## EXERCISE PROMPT:
Make an exact copy of all the material below, apart from the pictures.

## MATERIAL SHOWN:
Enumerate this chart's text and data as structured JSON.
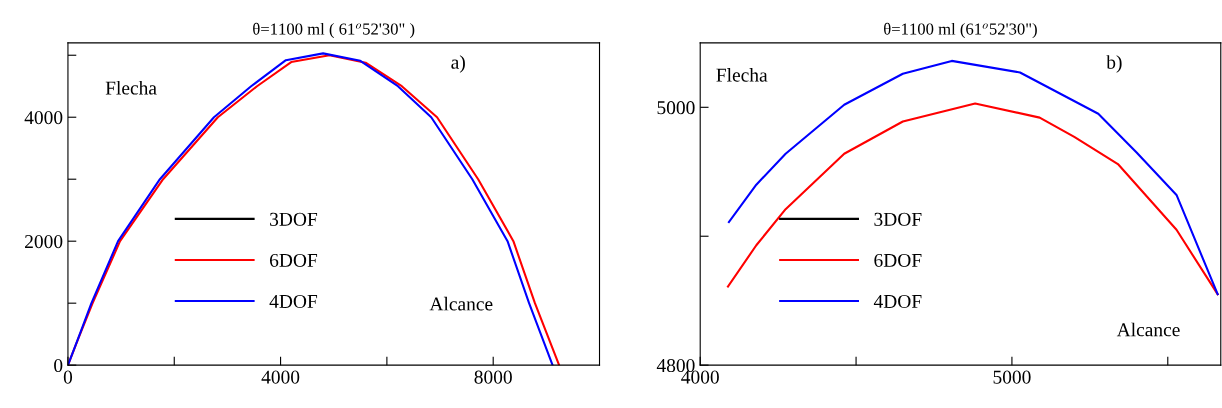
{
  "chart_data": [
    {
      "type": "line",
      "title": "θ=1100 ml ( 61$^{o}$52'30\" )",
      "annotations": [
        "Flecha",
        "a)",
        "Alcance"
      ],
      "xlim": [
        0,
        10000
      ],
      "xticks": [
        0,
        {
          "value": 2000,
          "label": null
        },
        4000,
        {
          "value": 6000,
          "label": null
        },
        8000
      ],
      "ylim": [
        0,
        5200
      ],
      "yticks": [
        0,
        {
          "value": 1000,
          "label": null
        },
        2000,
        {
          "value": 3000,
          "label": null
        },
        4000,
        {
          "value": 5000,
          "label": null
        }
      ],
      "grid": false,
      "legend": "center left",
      "marker": "none",
      "line_style": "solid",
      "series": [
        {
          "name": "3DOF",
          "color": "#000000"
        },
        {
          "name": "6DOF",
          "color": "#ff0000",
          "x": [
            0,
            200,
            464,
            980,
            1790,
            2820,
            3557,
            4200,
            4920,
            5600,
            6281,
            6944,
            7717,
            8380,
            8785,
            9240
          ],
          "values": [
            0,
            440,
            1000,
            2000,
            3000,
            4000,
            4500,
            4890,
            5000,
            4880,
            4500,
            4000,
            3000,
            2000,
            1000,
            0
          ]
        },
        {
          "name": "4DOF",
          "color": "#0000ff",
          "x": [
            0,
            200,
            442,
            943,
            1730,
            2747,
            3446,
            4100,
            4800,
            5500,
            6208,
            6834,
            7607,
            8270,
            8675,
            9117
          ],
          "values": [
            0,
            450,
            1000,
            2000,
            3000,
            4000,
            4500,
            4920,
            5030,
            4910,
            4500,
            4000,
            3000,
            2000,
            1000,
            0
          ]
        }
      ]
    },
    {
      "type": "line",
      "title": "θ=1100 ml (61$^{o}$52'30\")",
      "annotations": [
        "Flecha",
        "b)",
        "Alcance"
      ],
      "xlim": [
        4000,
        5670
      ],
      "xticks": [
        4000,
        {
          "value": 4500,
          "label": null
        },
        5000,
        {
          "value": 5500,
          "label": null
        }
      ],
      "ylim": [
        4800,
        5050
      ],
      "yticks": [
        4800,
        {
          "value": 4900,
          "label": null
        },
        5000
      ],
      "grid": false,
      "legend": "center left",
      "marker": "none",
      "line_style": "solid",
      "series": [
        {
          "name": "3DOF",
          "color": "#000000"
        },
        {
          "name": "6DOF",
          "color": "#ff0000",
          "x": [
            4089,
            4180,
            4274,
            4462,
            4650,
            4882,
            5089,
            5200,
            5340,
            5528,
            5660
          ],
          "values": [
            4861,
            4893,
            4921,
            4964,
            4989,
            5003,
            4992,
            4977,
            4956,
            4905,
            4855
          ]
        },
        {
          "name": "4DOF",
          "color": "#0000ff",
          "x": [
            4092,
            4180,
            4274,
            4462,
            4650,
            4807,
            5026,
            5277,
            5400,
            5528,
            5660
          ],
          "values": [
            4911,
            4940,
            4964,
            5002,
            5026,
            5036,
            5027,
            4995,
            4965,
            4932,
            4855
          ]
        }
      ]
    }
  ]
}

## ANSWER:
Enumerate this chart's text and data as structured JSON.
{
  "chart_data": [
    {
      "type": "line",
      "title": "θ=1100 ml ( 61$^{o}$52'30\" )",
      "annotations": [
        "Flecha",
        "a)",
        "Alcance"
      ],
      "xlim": [
        0,
        10000
      ],
      "xticks": [
        0,
        {
          "value": 2000,
          "label": null
        },
        4000,
        {
          "value": 6000,
          "label": null
        },
        8000
      ],
      "ylim": [
        0,
        5200
      ],
      "yticks": [
        0,
        {
          "value": 1000,
          "label": null
        },
        2000,
        {
          "value": 3000,
          "label": null
        },
        4000,
        {
          "value": 5000,
          "label": null
        }
      ],
      "grid": false,
      "legend": "center left",
      "marker": "none",
      "line_style": "solid",
      "series": [
        {
          "name": "3DOF",
          "color": "#000000"
        },
        {
          "name": "6DOF",
          "color": "#ff0000",
          "x": [
            0,
            200,
            464,
            980,
            1790,
            2820,
            3557,
            4200,
            4920,
            5600,
            6281,
            6944,
            7717,
            8380,
            8785,
            9240
          ],
          "values": [
            0,
            440,
            1000,
            2000,
            3000,
            4000,
            4500,
            4890,
            5000,
            4880,
            4500,
            4000,
            3000,
            2000,
            1000,
            0
          ]
        },
        {
          "name": "4DOF",
          "color": "#0000ff",
          "x": [
            0,
            200,
            442,
            943,
            1730,
            2747,
            3446,
            4100,
            4800,
            5500,
            6208,
            6834,
            7607,
            8270,
            8675,
            9117
          ],
          "values": [
            0,
            450,
            1000,
            2000,
            3000,
            4000,
            4500,
            4920,
            5030,
            4910,
            4500,
            4000,
            3000,
            2000,
            1000,
            0
          ]
        }
      ]
    },
    {
      "type": "line",
      "title": "θ=1100 ml (61$^{o}$52'30\")",
      "annotations": [
        "Flecha",
        "b)",
        "Alcance"
      ],
      "xlim": [
        4000,
        5670
      ],
      "xticks": [
        4000,
        {
          "value": 4500,
          "label": null
        },
        5000,
        {
          "value": 5500,
          "label": null
        }
      ],
      "ylim": [
        4800,
        5050
      ],
      "yticks": [
        4800,
        {
          "value": 4900,
          "label": null
        },
        5000
      ],
      "grid": false,
      "legend": "center left",
      "marker": "none",
      "line_style": "solid",
      "series": [
        {
          "name": "3DOF",
          "color": "#000000"
        },
        {
          "name": "6DOF",
          "color": "#ff0000",
          "x": [
            4089,
            4180,
            4274,
            4462,
            4650,
            4882,
            5089,
            5200,
            5340,
            5528,
            5660
          ],
          "values": [
            4861,
            4893,
            4921,
            4964,
            4989,
            5003,
            4992,
            4977,
            4956,
            4905,
            4855
          ]
        },
        {
          "name": "4DOF",
          "color": "#0000ff",
          "x": [
            4092,
            4180,
            4274,
            4462,
            4650,
            4807,
            5026,
            5277,
            5400,
            5528,
            5660
          ],
          "values": [
            4911,
            4940,
            4964,
            5002,
            5026,
            5036,
            5027,
            4995,
            4965,
            4932,
            4855
          ]
        }
      ]
    }
  ]
}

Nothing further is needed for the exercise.